Among the entries that follow, tally the lines with the string "COMMUNICATION". Give no more than the number.

====== Data

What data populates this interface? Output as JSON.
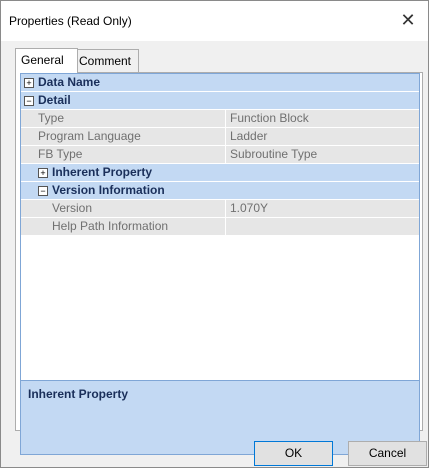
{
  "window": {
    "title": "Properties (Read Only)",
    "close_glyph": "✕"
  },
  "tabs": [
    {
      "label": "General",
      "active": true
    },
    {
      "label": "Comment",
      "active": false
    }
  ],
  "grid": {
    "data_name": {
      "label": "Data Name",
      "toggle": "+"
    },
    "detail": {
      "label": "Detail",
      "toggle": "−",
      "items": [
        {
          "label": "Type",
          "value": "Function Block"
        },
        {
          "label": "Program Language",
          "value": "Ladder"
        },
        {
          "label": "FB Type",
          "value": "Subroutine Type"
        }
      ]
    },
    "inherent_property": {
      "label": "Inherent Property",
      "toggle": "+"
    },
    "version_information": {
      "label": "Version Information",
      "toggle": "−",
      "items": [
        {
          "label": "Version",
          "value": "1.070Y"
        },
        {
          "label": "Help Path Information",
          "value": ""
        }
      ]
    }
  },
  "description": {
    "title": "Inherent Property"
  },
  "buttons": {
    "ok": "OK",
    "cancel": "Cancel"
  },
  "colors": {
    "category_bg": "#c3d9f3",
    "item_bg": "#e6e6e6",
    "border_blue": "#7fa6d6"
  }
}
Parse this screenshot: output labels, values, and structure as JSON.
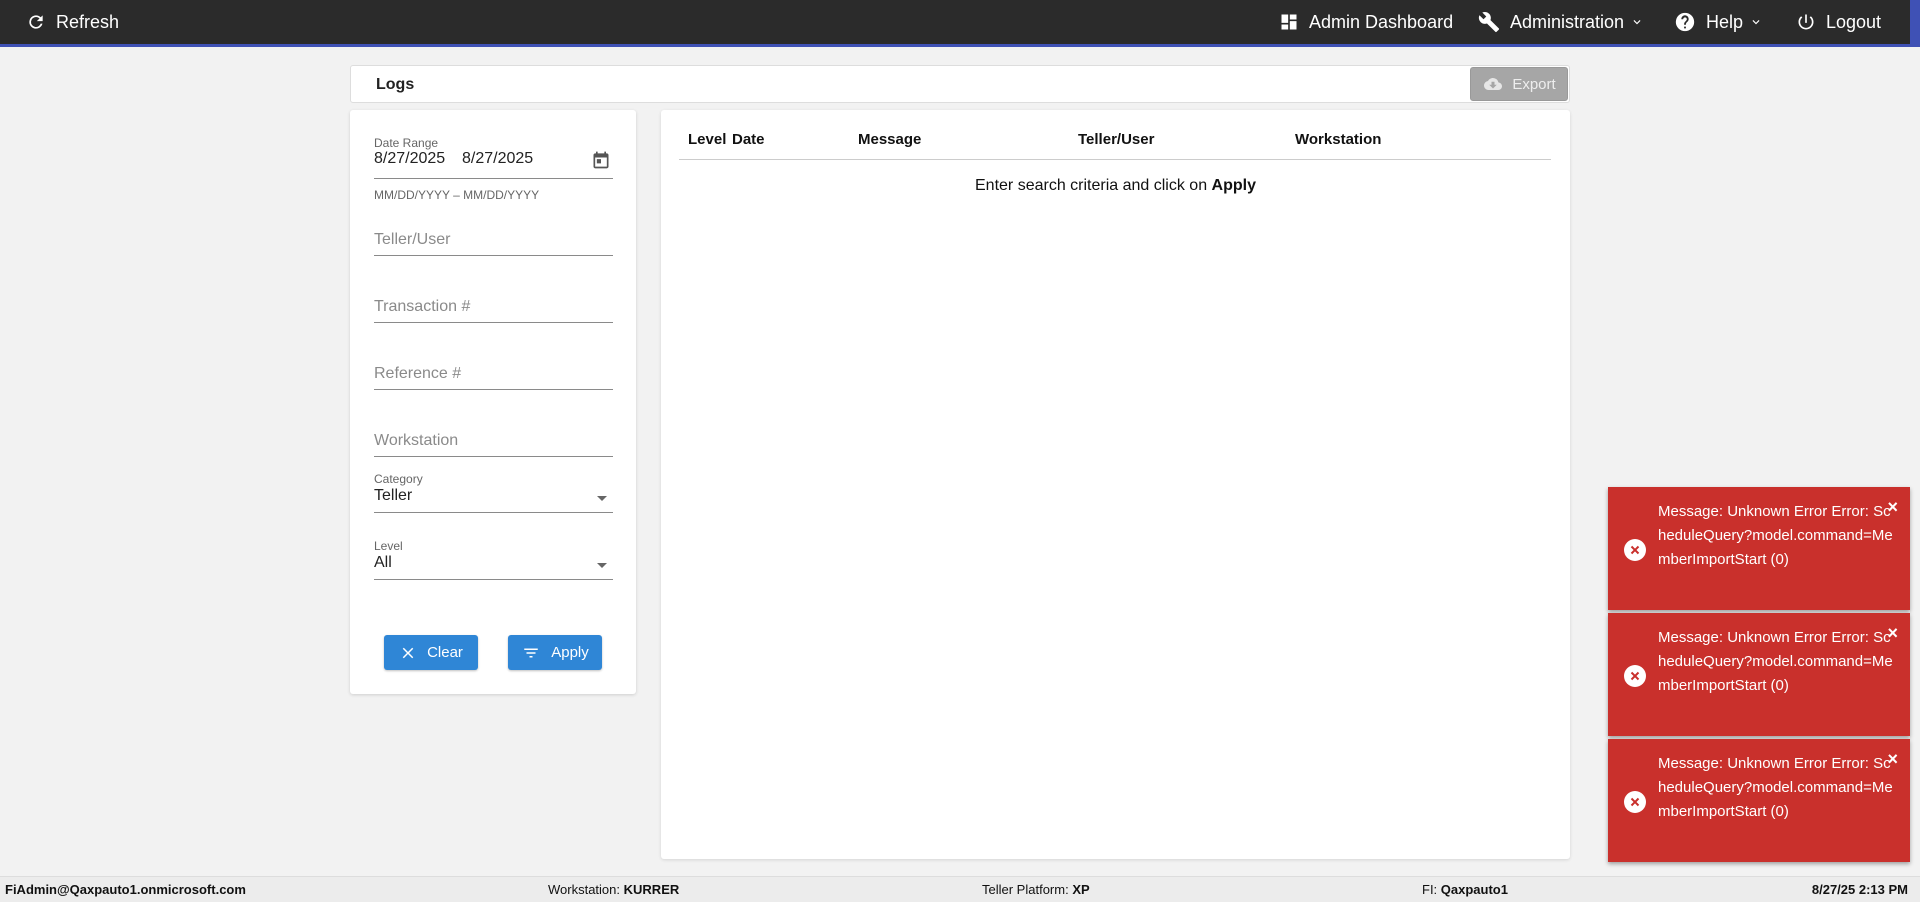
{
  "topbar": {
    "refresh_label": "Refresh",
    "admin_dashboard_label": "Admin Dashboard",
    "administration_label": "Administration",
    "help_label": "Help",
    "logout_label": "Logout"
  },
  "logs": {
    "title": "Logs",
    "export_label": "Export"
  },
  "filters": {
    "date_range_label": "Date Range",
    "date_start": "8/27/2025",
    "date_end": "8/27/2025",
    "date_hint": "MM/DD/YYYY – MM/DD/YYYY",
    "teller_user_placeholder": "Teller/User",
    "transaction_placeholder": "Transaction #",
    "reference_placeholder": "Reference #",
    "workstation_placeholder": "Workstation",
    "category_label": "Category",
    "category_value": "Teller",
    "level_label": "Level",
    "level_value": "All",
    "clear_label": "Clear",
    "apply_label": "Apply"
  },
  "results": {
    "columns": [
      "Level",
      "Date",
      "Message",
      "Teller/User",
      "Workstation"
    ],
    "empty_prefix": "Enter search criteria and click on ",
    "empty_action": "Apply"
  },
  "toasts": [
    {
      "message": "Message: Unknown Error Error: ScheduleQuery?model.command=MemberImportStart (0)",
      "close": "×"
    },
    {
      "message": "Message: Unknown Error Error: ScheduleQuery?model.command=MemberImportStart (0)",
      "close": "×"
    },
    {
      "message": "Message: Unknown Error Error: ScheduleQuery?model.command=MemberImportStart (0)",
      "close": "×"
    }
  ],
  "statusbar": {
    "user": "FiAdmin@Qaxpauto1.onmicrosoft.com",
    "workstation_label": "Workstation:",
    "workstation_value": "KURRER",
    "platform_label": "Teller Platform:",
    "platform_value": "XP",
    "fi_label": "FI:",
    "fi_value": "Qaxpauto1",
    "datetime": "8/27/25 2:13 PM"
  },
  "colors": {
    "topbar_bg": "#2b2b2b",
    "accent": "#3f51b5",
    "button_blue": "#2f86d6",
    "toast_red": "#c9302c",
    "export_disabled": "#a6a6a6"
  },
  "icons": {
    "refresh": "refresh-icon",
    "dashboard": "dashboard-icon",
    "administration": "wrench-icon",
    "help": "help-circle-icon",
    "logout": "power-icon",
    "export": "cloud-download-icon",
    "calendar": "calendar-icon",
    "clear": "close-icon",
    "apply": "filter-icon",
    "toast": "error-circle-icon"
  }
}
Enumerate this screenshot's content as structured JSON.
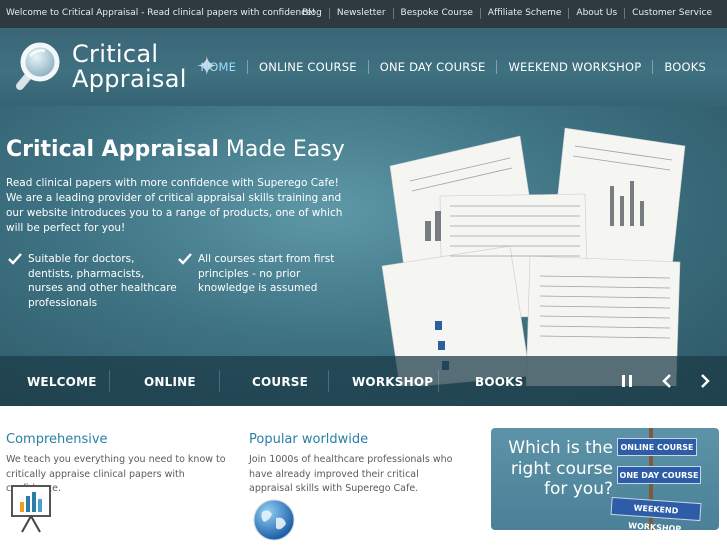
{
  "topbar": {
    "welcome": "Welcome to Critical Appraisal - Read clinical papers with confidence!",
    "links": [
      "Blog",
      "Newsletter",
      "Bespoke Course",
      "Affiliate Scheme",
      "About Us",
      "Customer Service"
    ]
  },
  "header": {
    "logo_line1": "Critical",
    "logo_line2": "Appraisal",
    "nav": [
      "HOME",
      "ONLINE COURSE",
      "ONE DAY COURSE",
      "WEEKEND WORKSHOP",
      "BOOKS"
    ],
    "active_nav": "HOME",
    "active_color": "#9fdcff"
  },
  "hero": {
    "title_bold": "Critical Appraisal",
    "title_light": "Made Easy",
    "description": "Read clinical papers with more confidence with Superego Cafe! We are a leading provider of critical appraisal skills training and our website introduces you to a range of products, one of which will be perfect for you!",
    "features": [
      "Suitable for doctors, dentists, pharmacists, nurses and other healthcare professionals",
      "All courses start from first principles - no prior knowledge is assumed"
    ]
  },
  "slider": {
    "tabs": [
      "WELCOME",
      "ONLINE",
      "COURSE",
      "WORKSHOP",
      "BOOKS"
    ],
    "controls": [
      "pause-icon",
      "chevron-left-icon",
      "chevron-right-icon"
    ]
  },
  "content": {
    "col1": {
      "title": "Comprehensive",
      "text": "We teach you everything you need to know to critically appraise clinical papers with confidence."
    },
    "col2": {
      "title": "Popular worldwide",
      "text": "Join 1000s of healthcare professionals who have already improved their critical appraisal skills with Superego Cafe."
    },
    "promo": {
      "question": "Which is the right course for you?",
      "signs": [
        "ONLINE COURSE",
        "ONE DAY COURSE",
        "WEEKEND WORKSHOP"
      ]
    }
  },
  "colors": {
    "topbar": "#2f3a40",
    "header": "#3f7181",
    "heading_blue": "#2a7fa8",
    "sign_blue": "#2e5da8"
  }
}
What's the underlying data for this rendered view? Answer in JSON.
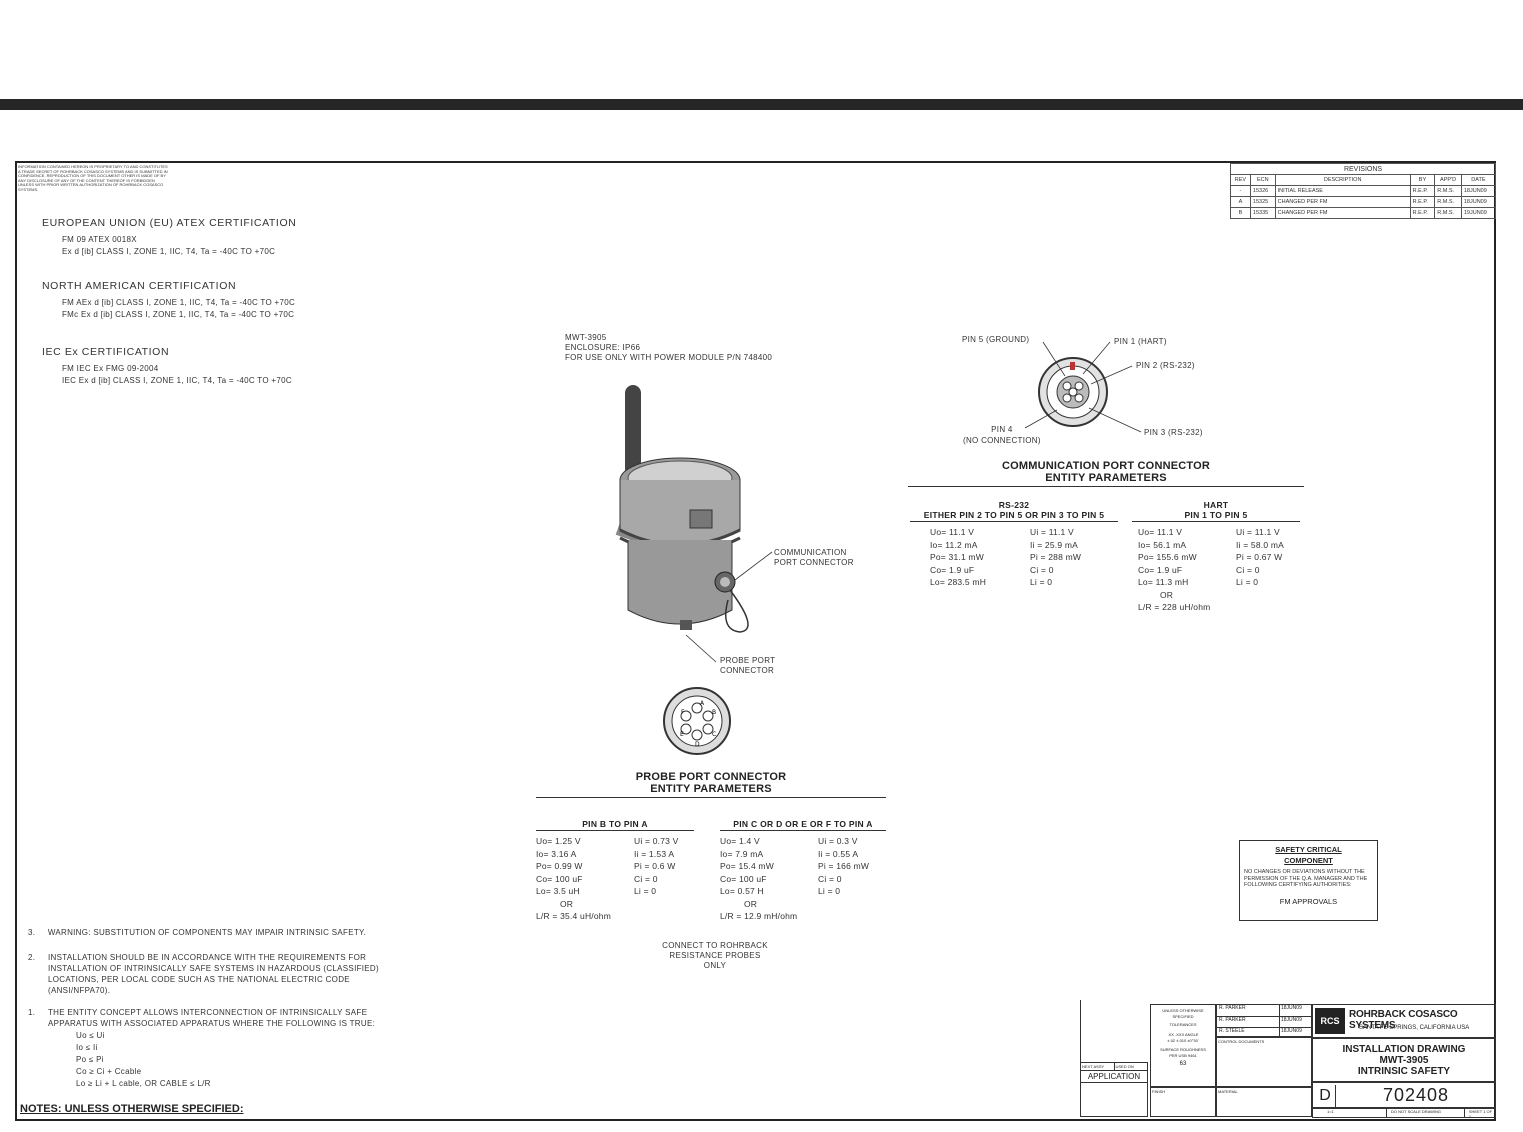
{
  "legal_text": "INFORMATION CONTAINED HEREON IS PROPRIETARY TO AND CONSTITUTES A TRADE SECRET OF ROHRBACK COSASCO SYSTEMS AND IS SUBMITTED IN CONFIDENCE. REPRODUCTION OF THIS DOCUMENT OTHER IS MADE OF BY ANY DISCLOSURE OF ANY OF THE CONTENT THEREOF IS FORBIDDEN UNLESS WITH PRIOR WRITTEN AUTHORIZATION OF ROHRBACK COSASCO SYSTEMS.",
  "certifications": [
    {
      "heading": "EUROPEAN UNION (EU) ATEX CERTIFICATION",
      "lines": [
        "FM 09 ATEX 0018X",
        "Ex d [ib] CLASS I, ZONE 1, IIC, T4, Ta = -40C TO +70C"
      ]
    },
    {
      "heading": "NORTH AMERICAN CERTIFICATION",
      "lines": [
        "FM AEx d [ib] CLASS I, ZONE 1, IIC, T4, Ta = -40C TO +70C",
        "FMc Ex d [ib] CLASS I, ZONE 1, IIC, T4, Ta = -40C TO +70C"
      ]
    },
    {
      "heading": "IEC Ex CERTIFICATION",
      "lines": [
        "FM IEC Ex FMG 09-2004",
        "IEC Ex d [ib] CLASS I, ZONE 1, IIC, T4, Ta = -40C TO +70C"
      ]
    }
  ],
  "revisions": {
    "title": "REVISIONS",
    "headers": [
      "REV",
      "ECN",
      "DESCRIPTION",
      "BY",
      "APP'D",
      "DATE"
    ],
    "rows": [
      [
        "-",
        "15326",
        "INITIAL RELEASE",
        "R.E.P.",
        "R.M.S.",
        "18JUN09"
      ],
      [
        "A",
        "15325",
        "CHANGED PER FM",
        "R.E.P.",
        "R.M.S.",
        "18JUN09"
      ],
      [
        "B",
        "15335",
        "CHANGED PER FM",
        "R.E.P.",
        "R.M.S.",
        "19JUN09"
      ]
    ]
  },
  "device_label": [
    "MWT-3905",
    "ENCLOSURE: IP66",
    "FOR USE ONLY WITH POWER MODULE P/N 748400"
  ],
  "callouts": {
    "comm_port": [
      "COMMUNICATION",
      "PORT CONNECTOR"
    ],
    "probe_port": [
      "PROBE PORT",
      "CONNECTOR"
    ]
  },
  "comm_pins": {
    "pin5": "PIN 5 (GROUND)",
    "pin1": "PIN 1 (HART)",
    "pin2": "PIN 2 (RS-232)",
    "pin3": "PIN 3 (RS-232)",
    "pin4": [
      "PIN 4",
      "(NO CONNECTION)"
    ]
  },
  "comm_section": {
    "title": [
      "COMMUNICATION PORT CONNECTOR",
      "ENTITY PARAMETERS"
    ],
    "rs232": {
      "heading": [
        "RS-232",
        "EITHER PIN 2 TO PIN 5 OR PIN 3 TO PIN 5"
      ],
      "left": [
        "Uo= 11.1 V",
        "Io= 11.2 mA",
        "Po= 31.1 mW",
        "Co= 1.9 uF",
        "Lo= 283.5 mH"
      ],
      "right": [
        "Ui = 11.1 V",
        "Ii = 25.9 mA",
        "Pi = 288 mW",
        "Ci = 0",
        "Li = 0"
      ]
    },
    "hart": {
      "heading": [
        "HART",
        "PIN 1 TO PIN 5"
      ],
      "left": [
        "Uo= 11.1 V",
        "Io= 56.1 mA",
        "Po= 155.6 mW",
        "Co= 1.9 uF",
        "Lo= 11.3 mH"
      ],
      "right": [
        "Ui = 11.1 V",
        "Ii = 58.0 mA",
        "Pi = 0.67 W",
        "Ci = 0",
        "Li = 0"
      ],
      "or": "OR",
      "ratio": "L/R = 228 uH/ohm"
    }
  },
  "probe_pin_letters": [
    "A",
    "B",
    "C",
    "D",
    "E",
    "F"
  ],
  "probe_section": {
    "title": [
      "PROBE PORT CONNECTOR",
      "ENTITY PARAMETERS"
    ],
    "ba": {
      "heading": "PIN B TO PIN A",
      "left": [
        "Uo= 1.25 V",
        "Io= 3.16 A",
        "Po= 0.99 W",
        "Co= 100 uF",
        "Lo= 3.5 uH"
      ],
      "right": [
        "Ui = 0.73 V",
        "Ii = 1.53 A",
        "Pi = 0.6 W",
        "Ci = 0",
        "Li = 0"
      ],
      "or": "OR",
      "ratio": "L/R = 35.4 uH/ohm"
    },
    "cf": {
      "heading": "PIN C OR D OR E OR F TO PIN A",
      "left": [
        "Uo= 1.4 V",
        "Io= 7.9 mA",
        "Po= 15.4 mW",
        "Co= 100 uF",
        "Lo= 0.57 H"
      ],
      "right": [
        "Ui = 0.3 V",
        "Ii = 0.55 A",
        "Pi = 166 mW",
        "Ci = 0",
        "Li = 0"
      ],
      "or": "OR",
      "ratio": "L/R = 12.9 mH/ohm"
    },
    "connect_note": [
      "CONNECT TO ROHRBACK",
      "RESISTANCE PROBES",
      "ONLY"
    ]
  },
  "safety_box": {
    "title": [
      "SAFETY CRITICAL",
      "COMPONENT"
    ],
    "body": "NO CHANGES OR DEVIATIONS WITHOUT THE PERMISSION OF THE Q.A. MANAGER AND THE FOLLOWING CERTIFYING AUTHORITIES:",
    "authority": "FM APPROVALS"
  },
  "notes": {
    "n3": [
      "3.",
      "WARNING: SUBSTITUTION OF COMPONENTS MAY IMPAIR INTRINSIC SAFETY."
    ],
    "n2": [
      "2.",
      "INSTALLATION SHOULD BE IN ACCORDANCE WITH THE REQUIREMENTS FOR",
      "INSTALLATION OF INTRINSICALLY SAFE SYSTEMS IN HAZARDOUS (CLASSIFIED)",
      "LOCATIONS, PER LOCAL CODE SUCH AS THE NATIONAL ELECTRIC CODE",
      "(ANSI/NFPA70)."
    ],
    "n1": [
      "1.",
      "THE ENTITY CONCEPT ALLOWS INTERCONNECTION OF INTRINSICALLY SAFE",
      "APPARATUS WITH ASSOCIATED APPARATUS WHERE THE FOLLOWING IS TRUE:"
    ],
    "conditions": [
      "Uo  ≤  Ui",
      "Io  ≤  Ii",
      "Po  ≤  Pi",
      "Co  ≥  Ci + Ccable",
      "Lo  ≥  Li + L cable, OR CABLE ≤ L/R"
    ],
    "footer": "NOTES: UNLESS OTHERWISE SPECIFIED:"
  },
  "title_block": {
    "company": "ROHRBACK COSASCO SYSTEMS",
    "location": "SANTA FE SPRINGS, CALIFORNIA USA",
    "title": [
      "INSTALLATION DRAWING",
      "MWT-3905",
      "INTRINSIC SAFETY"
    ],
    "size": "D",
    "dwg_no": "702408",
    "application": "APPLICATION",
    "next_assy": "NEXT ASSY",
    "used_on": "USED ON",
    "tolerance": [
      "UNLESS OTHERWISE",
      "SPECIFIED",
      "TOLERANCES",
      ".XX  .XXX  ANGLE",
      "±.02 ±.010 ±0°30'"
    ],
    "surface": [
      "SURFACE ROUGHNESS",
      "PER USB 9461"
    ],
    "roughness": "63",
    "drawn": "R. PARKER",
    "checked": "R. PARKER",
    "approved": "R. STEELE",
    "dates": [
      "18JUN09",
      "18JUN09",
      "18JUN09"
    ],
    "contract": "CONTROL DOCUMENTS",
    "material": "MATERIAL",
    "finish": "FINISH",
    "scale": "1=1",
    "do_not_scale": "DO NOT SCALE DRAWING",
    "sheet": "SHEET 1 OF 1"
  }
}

============

## [Exercise answer]
2